#### What is needed
Scan the data below and pick out the lines containing the word "this".
----- Excerpted records -----
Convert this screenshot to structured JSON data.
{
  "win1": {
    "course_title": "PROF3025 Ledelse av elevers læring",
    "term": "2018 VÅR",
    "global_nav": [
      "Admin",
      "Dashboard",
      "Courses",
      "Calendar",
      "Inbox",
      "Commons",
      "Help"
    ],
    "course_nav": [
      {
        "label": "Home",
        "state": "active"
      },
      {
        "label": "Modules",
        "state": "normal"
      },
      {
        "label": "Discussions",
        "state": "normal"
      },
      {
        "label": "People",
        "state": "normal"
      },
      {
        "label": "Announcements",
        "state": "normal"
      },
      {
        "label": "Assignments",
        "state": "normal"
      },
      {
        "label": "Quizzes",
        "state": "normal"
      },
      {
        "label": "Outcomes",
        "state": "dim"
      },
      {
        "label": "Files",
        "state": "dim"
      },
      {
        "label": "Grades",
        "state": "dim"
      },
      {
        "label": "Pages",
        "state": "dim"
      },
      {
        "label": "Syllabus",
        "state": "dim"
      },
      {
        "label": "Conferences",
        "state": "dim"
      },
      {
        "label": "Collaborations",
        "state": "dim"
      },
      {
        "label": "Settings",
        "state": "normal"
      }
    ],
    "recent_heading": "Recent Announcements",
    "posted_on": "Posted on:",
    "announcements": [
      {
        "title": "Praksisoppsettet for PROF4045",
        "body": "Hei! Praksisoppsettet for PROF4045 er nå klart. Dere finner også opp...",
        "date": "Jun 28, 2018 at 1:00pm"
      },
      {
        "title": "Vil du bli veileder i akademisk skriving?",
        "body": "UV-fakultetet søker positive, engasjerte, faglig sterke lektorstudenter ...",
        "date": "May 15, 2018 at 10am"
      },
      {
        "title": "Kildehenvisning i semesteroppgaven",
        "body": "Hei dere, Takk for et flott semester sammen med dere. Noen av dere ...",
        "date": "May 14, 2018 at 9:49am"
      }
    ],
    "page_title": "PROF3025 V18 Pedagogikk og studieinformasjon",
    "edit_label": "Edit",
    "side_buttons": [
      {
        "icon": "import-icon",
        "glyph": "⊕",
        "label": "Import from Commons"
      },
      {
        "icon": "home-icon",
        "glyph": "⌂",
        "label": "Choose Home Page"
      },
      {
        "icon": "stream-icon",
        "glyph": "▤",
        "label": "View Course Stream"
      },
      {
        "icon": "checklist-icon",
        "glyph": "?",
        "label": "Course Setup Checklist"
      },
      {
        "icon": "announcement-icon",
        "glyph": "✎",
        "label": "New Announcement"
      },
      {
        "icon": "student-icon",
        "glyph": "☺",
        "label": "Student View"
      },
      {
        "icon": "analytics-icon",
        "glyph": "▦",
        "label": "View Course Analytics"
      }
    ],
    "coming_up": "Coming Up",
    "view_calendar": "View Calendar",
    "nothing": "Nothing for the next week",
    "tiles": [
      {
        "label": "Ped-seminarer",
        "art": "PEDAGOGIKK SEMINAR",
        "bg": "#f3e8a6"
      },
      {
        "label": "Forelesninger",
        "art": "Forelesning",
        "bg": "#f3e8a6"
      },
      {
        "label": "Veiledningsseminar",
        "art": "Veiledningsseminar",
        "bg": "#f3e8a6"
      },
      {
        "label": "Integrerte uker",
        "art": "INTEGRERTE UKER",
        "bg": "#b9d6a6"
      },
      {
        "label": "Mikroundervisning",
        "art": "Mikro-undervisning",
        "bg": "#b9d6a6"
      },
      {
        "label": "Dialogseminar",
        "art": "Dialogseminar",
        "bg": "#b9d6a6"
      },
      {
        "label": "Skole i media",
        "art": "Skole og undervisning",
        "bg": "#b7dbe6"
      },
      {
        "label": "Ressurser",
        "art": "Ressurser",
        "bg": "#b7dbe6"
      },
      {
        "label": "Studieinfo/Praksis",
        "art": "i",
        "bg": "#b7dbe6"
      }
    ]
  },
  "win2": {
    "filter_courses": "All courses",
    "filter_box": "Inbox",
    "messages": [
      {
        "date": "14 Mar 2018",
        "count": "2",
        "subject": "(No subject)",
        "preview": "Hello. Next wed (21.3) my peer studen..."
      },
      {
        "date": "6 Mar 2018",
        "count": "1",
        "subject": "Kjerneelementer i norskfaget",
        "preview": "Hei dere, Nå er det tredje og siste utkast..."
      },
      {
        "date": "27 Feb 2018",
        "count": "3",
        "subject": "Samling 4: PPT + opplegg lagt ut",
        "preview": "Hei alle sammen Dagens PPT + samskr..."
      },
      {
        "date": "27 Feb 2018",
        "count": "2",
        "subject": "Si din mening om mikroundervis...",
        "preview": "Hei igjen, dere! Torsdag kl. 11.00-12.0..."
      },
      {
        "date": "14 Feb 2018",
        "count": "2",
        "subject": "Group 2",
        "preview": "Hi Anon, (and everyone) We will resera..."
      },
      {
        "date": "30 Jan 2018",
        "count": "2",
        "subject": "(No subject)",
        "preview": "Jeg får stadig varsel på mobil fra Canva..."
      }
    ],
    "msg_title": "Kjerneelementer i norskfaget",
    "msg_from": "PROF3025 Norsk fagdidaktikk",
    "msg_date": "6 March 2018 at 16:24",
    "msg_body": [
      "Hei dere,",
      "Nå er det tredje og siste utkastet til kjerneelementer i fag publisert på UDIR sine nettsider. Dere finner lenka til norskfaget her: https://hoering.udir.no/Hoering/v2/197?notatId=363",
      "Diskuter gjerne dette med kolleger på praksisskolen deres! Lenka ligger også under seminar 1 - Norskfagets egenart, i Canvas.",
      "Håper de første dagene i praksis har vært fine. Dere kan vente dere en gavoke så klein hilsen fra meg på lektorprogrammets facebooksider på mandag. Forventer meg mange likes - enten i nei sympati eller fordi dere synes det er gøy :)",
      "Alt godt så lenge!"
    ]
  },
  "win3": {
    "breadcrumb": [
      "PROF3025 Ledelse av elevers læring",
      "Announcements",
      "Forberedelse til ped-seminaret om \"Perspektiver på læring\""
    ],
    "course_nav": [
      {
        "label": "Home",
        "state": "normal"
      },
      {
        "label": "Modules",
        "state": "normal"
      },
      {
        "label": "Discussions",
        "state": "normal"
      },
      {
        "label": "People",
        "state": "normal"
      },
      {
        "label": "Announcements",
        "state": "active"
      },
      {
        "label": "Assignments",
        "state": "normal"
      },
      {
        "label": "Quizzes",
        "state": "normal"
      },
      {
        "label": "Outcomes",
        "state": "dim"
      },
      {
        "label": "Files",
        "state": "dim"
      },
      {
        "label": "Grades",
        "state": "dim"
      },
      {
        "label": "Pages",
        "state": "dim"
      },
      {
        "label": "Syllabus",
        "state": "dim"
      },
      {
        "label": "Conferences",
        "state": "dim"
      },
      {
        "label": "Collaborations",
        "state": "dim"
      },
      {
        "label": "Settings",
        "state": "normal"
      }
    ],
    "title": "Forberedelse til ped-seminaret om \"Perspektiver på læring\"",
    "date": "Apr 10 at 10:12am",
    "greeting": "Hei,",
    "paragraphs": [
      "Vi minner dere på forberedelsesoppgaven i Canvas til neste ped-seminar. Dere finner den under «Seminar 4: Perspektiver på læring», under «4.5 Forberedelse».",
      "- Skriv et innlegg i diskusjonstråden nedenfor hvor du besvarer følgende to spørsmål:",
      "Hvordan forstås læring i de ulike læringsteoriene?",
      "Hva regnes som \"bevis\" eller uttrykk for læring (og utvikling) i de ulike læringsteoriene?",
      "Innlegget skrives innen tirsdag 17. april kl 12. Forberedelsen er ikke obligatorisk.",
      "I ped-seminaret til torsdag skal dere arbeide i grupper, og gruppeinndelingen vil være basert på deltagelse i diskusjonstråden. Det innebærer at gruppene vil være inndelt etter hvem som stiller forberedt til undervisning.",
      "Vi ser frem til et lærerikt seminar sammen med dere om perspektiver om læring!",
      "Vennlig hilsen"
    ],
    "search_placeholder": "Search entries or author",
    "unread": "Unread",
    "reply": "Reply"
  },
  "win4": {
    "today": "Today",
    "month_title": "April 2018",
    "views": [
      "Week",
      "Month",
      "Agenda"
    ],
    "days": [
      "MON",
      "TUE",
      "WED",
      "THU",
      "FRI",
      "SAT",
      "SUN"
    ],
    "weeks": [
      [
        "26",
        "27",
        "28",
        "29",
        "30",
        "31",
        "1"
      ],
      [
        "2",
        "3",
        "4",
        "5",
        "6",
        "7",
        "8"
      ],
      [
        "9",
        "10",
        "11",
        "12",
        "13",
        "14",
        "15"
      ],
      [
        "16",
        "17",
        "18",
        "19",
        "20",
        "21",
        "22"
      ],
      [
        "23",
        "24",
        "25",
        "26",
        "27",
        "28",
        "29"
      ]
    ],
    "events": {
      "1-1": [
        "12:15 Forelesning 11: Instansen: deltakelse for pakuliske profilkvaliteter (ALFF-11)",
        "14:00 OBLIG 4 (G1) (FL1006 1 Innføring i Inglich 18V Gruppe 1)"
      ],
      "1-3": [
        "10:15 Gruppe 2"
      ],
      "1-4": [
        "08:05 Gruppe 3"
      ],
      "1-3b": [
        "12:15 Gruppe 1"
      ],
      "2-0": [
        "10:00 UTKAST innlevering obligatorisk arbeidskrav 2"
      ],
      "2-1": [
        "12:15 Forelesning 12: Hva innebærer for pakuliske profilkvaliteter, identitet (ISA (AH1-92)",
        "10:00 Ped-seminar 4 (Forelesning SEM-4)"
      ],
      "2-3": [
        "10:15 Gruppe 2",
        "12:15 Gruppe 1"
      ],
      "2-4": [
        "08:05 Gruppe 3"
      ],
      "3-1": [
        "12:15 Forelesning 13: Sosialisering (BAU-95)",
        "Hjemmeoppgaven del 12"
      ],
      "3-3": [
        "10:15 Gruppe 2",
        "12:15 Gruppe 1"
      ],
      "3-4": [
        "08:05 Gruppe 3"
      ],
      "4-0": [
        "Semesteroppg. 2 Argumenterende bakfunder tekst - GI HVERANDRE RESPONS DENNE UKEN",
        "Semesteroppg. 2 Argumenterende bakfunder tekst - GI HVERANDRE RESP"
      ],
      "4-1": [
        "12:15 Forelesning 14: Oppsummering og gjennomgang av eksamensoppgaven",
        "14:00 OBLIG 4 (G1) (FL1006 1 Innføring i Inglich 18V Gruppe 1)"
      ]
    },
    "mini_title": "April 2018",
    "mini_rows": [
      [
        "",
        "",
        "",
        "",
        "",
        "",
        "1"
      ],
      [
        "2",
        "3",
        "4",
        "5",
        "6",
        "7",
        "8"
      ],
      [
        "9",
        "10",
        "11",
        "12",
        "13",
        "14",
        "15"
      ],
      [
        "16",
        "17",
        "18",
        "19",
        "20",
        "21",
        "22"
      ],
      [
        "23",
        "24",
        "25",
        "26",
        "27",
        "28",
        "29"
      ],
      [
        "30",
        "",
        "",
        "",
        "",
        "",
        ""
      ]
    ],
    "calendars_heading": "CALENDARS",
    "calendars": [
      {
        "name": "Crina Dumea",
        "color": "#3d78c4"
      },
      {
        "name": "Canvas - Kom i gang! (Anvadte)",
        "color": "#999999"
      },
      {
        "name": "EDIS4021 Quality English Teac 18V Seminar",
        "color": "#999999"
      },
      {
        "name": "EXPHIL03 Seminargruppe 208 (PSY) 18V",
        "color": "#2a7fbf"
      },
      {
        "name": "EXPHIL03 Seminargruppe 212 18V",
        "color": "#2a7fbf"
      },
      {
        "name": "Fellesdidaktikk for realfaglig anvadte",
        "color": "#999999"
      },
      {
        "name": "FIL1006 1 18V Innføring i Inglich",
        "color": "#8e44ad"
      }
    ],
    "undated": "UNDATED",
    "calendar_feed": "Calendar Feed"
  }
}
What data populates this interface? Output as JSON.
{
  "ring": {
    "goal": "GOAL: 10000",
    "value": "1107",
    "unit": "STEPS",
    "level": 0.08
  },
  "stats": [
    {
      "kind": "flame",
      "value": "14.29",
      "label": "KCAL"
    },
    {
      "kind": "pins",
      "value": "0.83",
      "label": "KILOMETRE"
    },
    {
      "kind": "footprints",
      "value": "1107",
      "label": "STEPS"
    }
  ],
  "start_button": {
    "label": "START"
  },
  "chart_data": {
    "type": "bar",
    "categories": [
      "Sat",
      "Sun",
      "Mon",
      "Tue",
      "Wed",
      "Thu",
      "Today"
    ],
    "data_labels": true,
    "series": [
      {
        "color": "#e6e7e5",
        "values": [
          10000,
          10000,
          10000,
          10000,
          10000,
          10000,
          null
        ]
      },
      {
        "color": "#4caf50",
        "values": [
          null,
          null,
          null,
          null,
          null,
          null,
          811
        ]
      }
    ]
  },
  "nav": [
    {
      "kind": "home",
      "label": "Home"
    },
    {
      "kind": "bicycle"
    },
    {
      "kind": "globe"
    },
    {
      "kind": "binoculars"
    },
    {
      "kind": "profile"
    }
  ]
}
-----
#### Task solution
Convert this screenshot to structured JSON data.
What data populates this interface? Output as JSON.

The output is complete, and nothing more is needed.